## Required work
Search the material below for the word "value". Copy every line that has it.
***** Data in this exercise
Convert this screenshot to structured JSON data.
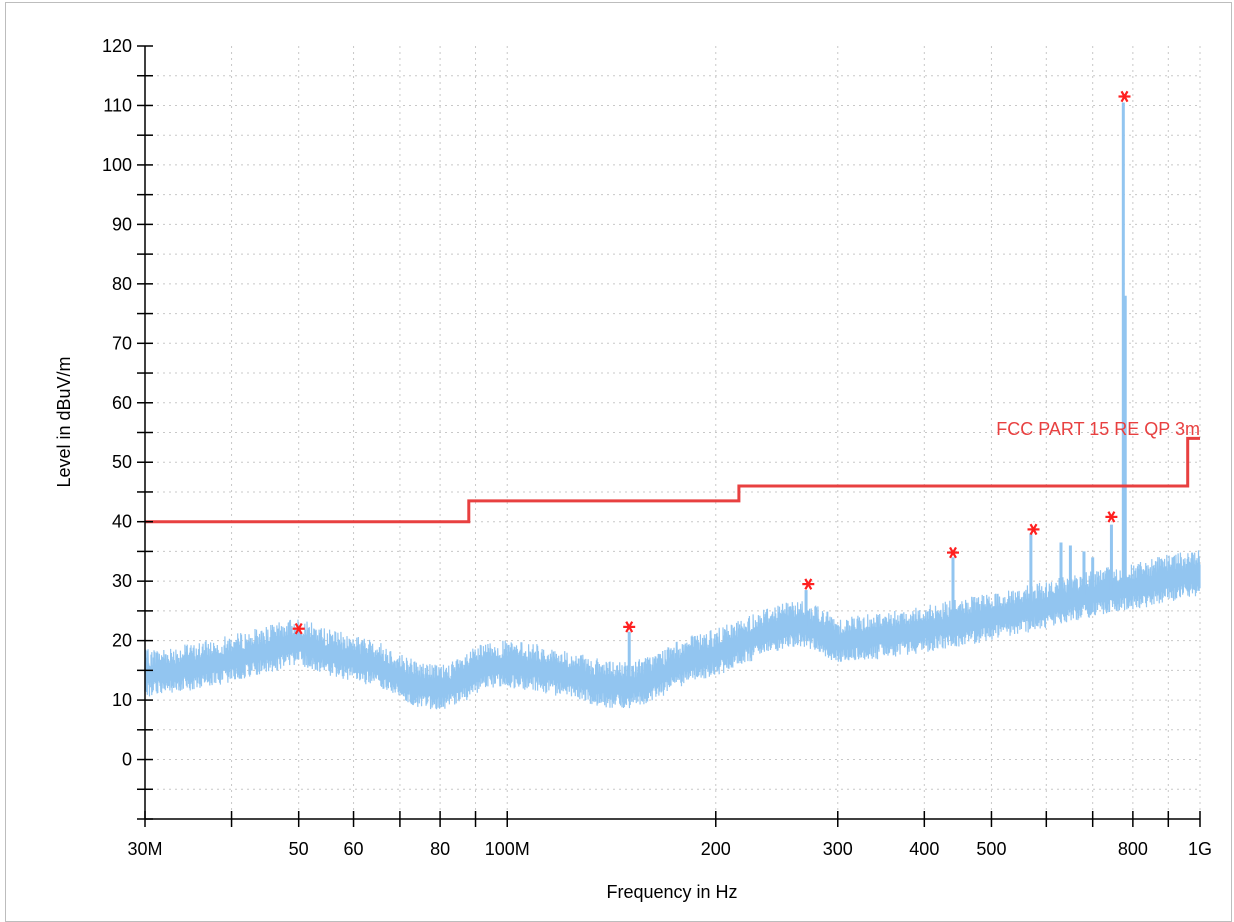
{
  "chart_data": {
    "type": "line",
    "xlabel": "Frequency in Hz",
    "ylabel": "Level in dBuV/m",
    "x_scale": "log",
    "xlim": [
      30000000,
      1000000000
    ],
    "ylim": [
      -10,
      120
    ],
    "grid": true,
    "y_ticks": [
      0,
      10,
      20,
      30,
      40,
      50,
      60,
      70,
      80,
      90,
      100,
      110,
      120
    ],
    "x_tick_labels": [
      {
        "value": 30000000,
        "label": "30M"
      },
      {
        "value": 50000000,
        "label": "50"
      },
      {
        "value": 60000000,
        "label": "60"
      },
      {
        "value": 80000000,
        "label": "80"
      },
      {
        "value": 100000000,
        "label": "100M"
      },
      {
        "value": 200000000,
        "label": "200"
      },
      {
        "value": 300000000,
        "label": "300"
      },
      {
        "value": 400000000,
        "label": "400"
      },
      {
        "value": 500000000,
        "label": "500"
      },
      {
        "value": 800000000,
        "label": "800"
      },
      {
        "value": 1000000000,
        "label": "1G"
      }
    ],
    "x_minor_ticks": [
      40000000,
      70000000,
      90000000,
      600000000,
      700000000,
      900000000
    ],
    "limit_line": {
      "name": "FCC PART 15 RE QP 3m",
      "color": "#e84040",
      "points": [
        [
          30000000,
          40
        ],
        [
          88000000,
          40
        ],
        [
          88000000,
          43.5
        ],
        [
          216000000,
          43.5
        ],
        [
          216000000,
          46
        ],
        [
          960000000,
          46
        ],
        [
          960000000,
          54
        ],
        [
          1000000000,
          54
        ]
      ]
    },
    "spectrum": {
      "color": "#92c5f0",
      "baseline": [
        [
          30000000,
          14.5
        ],
        [
          35000000,
          15.5
        ],
        [
          40000000,
          17
        ],
        [
          45000000,
          18.5
        ],
        [
          50000000,
          20
        ],
        [
          55000000,
          18
        ],
        [
          60000000,
          17
        ],
        [
          65000000,
          16
        ],
        [
          70000000,
          14
        ],
        [
          75000000,
          12.5
        ],
        [
          80000000,
          12
        ],
        [
          85000000,
          13
        ],
        [
          90000000,
          15
        ],
        [
          95000000,
          16
        ],
        [
          100000000,
          16
        ],
        [
          110000000,
          15.5
        ],
        [
          120000000,
          14.5
        ],
        [
          130000000,
          13.5
        ],
        [
          140000000,
          12.5
        ],
        [
          150000000,
          12.5
        ],
        [
          160000000,
          13.5
        ],
        [
          170000000,
          15
        ],
        [
          180000000,
          16.5
        ],
        [
          200000000,
          18
        ],
        [
          220000000,
          20
        ],
        [
          240000000,
          22
        ],
        [
          260000000,
          23
        ],
        [
          280000000,
          22
        ],
        [
          300000000,
          20
        ],
        [
          350000000,
          21
        ],
        [
          400000000,
          22
        ],
        [
          450000000,
          23
        ],
        [
          500000000,
          24
        ],
        [
          600000000,
          26
        ],
        [
          700000000,
          28
        ],
        [
          800000000,
          29
        ],
        [
          900000000,
          30.5
        ],
        [
          1000000000,
          31.5
        ]
      ],
      "spikes": [
        [
          50000000,
          21
        ],
        [
          150000000,
          21.5
        ],
        [
          270000000,
          28.5
        ],
        [
          440000000,
          34
        ],
        [
          570000000,
          38
        ],
        [
          630000000,
          36.5
        ],
        [
          650000000,
          36
        ],
        [
          680000000,
          35
        ],
        [
          700000000,
          34
        ],
        [
          745000000,
          39.5
        ],
        [
          775000000,
          110.5
        ],
        [
          780000000,
          78
        ]
      ]
    },
    "peak_markers": {
      "color": "#ff2020",
      "points": [
        [
          50000000,
          22
        ],
        [
          150000000,
          22.3
        ],
        [
          272000000,
          29.5
        ],
        [
          440000000,
          34.8
        ],
        [
          575000000,
          38.7
        ],
        [
          745000000,
          40.8
        ],
        [
          778000000,
          111.5
        ]
      ]
    }
  }
}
**********
## Reply
        "value": 30000000,
        "value": 50000000,
        "value": 60000000,
        "value": 80000000,
        "value": 100000000,
        "value": 200000000,
        "value": 300000000,
        "value": 400000000,
        "value": 500000000,
        "value": 800000000,
        "value": 1000000000,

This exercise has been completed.